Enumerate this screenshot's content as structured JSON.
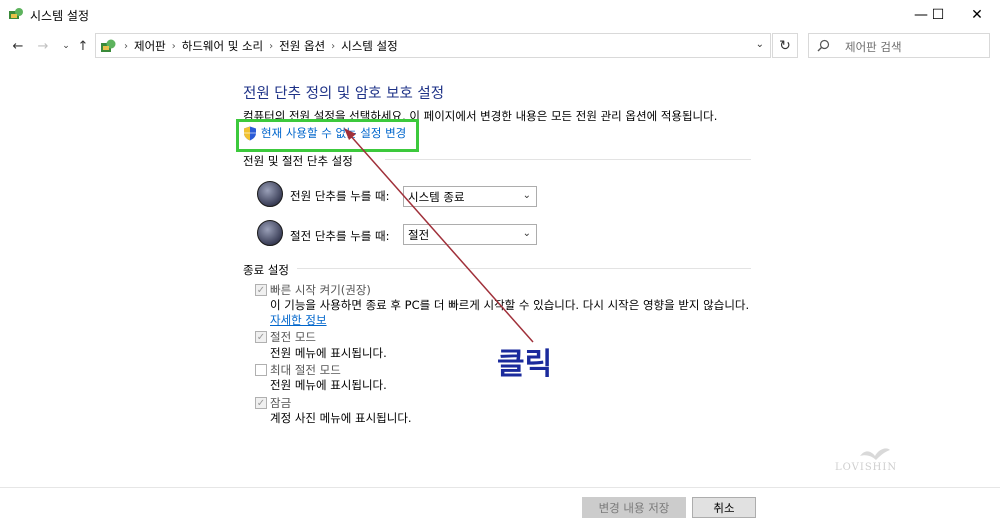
{
  "window": {
    "title": "시스템 설정",
    "controls": {
      "minimize": "—",
      "maximize": "☐",
      "close": "✕"
    }
  },
  "addressbar": {
    "breadcrumbs": [
      "제어판",
      "하드웨어 및 소리",
      "전원 옵션",
      "시스템 설정"
    ],
    "search_placeholder": "제어판 검색"
  },
  "main": {
    "title": "전원 단추 정의 및 암호 보호 설정",
    "description": "컴퓨터의 전원 설정을 선택하세요. 이 페이지에서 변경한 내용은 모든 전원 관리 옵션에 적용됩니다.",
    "change_link": "현재 사용할 수 없는 설정 변경"
  },
  "power_section": {
    "heading": "전원 및 절전 단추 설정",
    "rows": [
      {
        "label": "전원 단추를 누를 때:",
        "value": "시스템 종료"
      },
      {
        "label": "절전 단추를 누를 때:",
        "value": "절전"
      }
    ]
  },
  "shutdown_section": {
    "heading": "종료 설정",
    "items": [
      {
        "label": "빠른 시작 켜기(권장)",
        "checked": true,
        "desc": "이 기능을 사용하면 종료 후 PC를 더 빠르게 시작할 수 있습니다. 다시 시작은 영향을 받지 않습니다.",
        "link": "자세한 정보"
      },
      {
        "label": "절전 모드",
        "checked": true,
        "desc": "전원 메뉴에 표시됩니다."
      },
      {
        "label": "최대 절전 모드",
        "checked": false,
        "desc": "전원 메뉴에 표시됩니다."
      },
      {
        "label": "잠금",
        "checked": true,
        "desc": "계정 사진 메뉴에 표시됩니다."
      }
    ]
  },
  "annotation": {
    "text": "클릭"
  },
  "watermark": {
    "text": "LOVISHIN"
  },
  "footer": {
    "save_label": "변경 내용 저장",
    "cancel_label": "취소"
  },
  "colors": {
    "title_blue": "#1e3287",
    "link_blue": "#0066cc",
    "highlight_green": "#3cc93c",
    "arrow_red": "#a0303a",
    "annotation_blue": "#1a2a9c"
  }
}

* * *

**What you should do:** Reproduce the entries above word for word. Pictures stay out.

**Solution to the exercise:**
Enumerate this screenshot's content as structured JSON.
{
  "window": {
    "title": "시스템 설정",
    "controls": {
      "minimize": "—",
      "maximize": "☐",
      "close": "✕"
    }
  },
  "addressbar": {
    "breadcrumbs": [
      "제어판",
      "하드웨어 및 소리",
      "전원 옵션",
      "시스템 설정"
    ],
    "search_placeholder": "제어판 검색"
  },
  "main": {
    "title": "전원 단추 정의 및 암호 보호 설정",
    "description": "컴퓨터의 전원 설정을 선택하세요. 이 페이지에서 변경한 내용은 모든 전원 관리 옵션에 적용됩니다.",
    "change_link": "현재 사용할 수 없는 설정 변경"
  },
  "power_section": {
    "heading": "전원 및 절전 단추 설정",
    "rows": [
      {
        "label": "전원 단추를 누를 때:",
        "value": "시스템 종료"
      },
      {
        "label": "절전 단추를 누를 때:",
        "value": "절전"
      }
    ]
  },
  "shutdown_section": {
    "heading": "종료 설정",
    "items": [
      {
        "label": "빠른 시작 켜기(권장)",
        "checked": true,
        "desc": "이 기능을 사용하면 종료 후 PC를 더 빠르게 시작할 수 있습니다. 다시 시작은 영향을 받지 않습니다.",
        "link": "자세한 정보"
      },
      {
        "label": "절전 모드",
        "checked": true,
        "desc": "전원 메뉴에 표시됩니다."
      },
      {
        "label": "최대 절전 모드",
        "checked": false,
        "desc": "전원 메뉴에 표시됩니다."
      },
      {
        "label": "잠금",
        "checked": true,
        "desc": "계정 사진 메뉴에 표시됩니다."
      }
    ]
  },
  "annotation": {
    "text": "클릭"
  },
  "watermark": {
    "text": "LOVISHIN"
  },
  "footer": {
    "save_label": "변경 내용 저장",
    "cancel_label": "취소"
  },
  "colors": {
    "title_blue": "#1e3287",
    "link_blue": "#0066cc",
    "highlight_green": "#3cc93c",
    "arrow_red": "#a0303a",
    "annotation_blue": "#1a2a9c"
  }
}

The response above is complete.